--- START ---

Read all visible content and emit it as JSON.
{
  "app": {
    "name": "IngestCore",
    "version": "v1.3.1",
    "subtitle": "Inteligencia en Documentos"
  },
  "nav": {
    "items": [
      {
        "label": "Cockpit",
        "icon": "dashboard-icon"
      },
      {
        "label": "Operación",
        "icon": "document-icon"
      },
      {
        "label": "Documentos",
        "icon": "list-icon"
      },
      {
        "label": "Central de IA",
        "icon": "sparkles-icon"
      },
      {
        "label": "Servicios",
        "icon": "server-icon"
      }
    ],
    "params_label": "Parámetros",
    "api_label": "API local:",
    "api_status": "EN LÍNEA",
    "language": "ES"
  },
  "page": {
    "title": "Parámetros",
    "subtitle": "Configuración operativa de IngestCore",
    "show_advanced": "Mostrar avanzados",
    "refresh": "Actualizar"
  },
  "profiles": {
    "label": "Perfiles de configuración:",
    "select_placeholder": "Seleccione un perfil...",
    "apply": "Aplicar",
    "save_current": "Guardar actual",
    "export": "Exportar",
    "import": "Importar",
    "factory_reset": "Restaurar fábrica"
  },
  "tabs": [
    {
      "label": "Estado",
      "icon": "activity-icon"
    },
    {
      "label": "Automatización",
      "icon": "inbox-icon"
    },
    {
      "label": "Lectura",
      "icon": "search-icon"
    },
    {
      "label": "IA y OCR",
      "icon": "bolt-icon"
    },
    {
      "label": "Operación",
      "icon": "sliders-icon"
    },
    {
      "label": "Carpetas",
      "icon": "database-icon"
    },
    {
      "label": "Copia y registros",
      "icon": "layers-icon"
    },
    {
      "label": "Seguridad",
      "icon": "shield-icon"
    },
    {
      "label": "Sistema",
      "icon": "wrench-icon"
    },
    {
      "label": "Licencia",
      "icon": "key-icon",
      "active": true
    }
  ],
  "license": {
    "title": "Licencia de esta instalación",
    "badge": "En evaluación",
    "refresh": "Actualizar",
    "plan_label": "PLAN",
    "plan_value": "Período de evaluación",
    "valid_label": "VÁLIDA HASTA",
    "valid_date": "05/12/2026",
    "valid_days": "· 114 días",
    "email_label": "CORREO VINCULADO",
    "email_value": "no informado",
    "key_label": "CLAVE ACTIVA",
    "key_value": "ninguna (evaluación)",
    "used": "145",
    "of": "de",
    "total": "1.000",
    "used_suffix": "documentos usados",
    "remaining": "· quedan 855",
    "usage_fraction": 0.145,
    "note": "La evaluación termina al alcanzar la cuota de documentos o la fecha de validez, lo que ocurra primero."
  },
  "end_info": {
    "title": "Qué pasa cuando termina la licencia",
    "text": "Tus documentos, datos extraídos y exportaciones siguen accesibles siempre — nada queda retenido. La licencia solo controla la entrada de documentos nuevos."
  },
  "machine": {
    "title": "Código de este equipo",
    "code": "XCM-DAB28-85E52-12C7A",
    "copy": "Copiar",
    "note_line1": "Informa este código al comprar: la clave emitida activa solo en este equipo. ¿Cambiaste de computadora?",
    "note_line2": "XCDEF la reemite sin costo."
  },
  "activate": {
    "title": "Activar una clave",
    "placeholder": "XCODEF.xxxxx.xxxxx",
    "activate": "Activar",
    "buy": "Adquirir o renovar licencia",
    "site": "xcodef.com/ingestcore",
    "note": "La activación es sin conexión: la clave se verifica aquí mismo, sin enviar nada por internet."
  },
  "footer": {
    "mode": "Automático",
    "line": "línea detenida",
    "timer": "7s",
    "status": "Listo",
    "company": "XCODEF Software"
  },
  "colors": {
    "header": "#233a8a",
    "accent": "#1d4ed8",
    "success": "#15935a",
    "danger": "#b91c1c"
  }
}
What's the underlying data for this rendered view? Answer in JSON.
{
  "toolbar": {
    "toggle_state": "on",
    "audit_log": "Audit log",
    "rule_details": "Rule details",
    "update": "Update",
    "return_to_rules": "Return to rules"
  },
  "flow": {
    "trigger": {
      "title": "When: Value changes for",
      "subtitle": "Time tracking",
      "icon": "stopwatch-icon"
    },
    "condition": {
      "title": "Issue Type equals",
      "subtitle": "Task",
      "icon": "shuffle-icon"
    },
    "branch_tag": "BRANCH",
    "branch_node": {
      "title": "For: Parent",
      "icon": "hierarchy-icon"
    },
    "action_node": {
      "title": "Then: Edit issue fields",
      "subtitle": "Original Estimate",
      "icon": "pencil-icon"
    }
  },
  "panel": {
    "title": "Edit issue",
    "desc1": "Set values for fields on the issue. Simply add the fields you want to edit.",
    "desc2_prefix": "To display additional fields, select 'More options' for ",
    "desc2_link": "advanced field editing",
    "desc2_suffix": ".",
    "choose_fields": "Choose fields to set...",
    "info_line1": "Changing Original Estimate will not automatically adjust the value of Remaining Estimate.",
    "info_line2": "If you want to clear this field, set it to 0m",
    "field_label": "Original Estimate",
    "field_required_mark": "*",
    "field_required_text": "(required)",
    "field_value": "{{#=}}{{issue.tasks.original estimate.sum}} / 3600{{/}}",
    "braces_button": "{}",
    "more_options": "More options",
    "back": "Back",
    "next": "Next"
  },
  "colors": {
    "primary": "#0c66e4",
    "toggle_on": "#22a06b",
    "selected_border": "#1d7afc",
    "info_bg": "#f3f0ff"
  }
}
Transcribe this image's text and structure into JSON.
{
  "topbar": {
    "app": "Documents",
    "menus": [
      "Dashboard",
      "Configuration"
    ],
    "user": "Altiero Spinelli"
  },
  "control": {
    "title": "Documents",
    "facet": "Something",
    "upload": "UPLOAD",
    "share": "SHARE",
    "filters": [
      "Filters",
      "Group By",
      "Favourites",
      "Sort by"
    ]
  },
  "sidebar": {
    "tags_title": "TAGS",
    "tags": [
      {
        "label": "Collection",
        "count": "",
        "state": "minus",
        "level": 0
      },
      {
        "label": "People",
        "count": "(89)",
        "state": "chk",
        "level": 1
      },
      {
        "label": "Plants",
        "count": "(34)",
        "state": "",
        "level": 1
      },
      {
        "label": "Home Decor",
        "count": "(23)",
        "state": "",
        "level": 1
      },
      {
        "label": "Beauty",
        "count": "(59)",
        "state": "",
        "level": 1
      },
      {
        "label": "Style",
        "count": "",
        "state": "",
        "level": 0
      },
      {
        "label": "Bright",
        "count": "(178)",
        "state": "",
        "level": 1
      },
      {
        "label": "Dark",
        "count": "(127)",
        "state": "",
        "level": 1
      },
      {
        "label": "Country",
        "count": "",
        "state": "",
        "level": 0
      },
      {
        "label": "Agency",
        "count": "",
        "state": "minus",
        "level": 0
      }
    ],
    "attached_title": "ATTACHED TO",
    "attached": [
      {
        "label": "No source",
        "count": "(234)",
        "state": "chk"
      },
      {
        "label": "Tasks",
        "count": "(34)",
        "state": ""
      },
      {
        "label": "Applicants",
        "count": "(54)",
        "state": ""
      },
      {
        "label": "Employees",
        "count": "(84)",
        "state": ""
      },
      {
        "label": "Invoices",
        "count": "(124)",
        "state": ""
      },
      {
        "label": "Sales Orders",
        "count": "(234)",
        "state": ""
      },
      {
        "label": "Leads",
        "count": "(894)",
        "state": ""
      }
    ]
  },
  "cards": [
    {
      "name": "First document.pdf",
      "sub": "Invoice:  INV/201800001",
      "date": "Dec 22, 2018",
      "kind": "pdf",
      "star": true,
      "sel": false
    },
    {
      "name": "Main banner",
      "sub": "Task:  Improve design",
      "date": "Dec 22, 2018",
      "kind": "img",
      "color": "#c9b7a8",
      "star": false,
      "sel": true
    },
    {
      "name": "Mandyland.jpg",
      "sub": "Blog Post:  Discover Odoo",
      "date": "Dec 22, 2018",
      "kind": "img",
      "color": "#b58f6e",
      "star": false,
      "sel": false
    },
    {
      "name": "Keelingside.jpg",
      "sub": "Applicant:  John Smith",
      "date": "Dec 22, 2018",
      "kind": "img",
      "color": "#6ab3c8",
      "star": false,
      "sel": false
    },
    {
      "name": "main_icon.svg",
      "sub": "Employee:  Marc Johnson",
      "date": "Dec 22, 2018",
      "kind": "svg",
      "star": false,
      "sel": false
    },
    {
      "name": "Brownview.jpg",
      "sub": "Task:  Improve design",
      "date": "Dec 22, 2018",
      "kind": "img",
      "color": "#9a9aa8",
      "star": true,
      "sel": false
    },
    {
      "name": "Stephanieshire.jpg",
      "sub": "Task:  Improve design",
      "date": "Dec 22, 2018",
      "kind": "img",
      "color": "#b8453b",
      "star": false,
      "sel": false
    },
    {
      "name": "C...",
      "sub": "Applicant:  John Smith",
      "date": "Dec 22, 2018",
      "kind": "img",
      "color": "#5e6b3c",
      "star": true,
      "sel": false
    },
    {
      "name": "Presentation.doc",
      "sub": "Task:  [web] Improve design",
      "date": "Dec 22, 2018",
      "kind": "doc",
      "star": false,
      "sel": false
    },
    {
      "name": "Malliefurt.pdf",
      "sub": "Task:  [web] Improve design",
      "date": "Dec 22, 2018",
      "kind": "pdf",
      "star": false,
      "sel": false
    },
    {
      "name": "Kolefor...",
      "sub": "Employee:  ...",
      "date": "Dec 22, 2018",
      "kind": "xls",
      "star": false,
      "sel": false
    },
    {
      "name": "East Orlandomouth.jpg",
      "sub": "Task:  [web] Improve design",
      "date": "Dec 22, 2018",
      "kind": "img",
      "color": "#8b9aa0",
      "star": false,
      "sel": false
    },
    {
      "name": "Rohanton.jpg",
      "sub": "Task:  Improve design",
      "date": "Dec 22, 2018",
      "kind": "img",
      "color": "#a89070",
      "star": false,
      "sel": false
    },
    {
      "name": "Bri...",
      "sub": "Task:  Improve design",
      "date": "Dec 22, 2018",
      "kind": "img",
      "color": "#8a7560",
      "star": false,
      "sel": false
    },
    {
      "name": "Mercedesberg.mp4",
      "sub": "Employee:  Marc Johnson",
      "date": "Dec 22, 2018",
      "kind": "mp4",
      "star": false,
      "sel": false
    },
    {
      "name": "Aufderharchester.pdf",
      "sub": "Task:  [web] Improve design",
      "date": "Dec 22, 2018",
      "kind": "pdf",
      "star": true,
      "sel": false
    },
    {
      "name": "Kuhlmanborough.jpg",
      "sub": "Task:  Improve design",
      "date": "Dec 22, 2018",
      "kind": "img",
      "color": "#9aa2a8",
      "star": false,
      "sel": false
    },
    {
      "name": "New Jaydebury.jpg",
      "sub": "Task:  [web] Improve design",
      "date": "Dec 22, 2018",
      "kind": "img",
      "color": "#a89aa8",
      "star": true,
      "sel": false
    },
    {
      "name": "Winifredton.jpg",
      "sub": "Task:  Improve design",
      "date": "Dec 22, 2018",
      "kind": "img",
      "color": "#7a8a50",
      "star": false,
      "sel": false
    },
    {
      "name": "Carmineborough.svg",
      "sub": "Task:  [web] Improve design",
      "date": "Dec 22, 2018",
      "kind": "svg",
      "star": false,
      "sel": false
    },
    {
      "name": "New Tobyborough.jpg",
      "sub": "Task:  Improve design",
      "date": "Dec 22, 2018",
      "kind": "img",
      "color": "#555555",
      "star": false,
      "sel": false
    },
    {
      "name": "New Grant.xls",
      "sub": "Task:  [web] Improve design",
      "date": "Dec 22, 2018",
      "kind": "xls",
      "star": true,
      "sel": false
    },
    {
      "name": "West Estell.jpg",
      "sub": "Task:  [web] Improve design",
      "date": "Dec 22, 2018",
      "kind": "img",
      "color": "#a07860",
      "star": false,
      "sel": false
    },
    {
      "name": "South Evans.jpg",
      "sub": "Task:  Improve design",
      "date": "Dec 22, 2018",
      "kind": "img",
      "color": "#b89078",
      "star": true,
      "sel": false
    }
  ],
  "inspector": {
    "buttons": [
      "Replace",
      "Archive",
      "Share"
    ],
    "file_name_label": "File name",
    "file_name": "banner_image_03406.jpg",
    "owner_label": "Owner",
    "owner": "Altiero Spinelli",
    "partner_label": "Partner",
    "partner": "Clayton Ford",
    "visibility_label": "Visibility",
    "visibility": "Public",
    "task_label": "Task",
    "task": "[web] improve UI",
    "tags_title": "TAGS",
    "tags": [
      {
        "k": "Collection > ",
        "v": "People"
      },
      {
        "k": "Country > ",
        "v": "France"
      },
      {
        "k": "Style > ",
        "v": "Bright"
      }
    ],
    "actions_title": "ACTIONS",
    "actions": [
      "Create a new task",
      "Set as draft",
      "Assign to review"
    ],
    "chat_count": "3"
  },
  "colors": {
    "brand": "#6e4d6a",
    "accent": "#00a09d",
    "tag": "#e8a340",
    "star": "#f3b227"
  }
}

--- END ---

EXERCISE:
Extract every line above that contains the word "nada".

COMPLETE ANSWER:
    "text": "Tus documentos, datos extraídos y exportaciones siguen accesibles siempre — nada queda retenido. La licencia solo controla la entrada de documentos nuevos."
    "note": "La activación es sin conexión: la clave se verifica aquí mismo, sin enviar nada por internet."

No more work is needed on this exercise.